▶ [TASK INSTRUCTIONS]
Search the listing below for the string "HEVC" and copy every line where it occurs.
= = = = = = =
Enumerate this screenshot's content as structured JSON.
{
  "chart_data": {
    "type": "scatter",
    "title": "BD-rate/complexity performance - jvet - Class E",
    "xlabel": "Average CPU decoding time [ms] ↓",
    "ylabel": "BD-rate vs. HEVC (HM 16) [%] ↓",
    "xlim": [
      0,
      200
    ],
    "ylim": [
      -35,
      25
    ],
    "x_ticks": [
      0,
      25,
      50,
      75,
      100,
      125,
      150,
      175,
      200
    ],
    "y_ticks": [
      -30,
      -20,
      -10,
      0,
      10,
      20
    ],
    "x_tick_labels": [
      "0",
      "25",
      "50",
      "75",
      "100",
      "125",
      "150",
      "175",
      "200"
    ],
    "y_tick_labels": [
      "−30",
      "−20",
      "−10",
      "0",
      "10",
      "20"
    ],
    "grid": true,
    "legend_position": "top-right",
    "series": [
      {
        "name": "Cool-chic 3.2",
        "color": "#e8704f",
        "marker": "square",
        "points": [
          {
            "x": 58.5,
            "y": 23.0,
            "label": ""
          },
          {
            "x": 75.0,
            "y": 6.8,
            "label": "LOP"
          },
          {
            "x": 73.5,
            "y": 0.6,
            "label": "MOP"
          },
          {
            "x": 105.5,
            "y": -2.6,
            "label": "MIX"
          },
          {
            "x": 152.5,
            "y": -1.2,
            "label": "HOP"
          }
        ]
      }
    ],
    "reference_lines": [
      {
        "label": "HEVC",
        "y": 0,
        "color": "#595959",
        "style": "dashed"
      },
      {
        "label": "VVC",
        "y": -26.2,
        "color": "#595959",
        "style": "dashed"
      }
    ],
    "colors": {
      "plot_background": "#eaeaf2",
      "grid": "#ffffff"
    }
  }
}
= = = = = = =
▶ [IN RESPONSE]
    "ylabel": "BD-rate vs. HEVC (HM 16) [%] ↓",
        "label": "HEVC",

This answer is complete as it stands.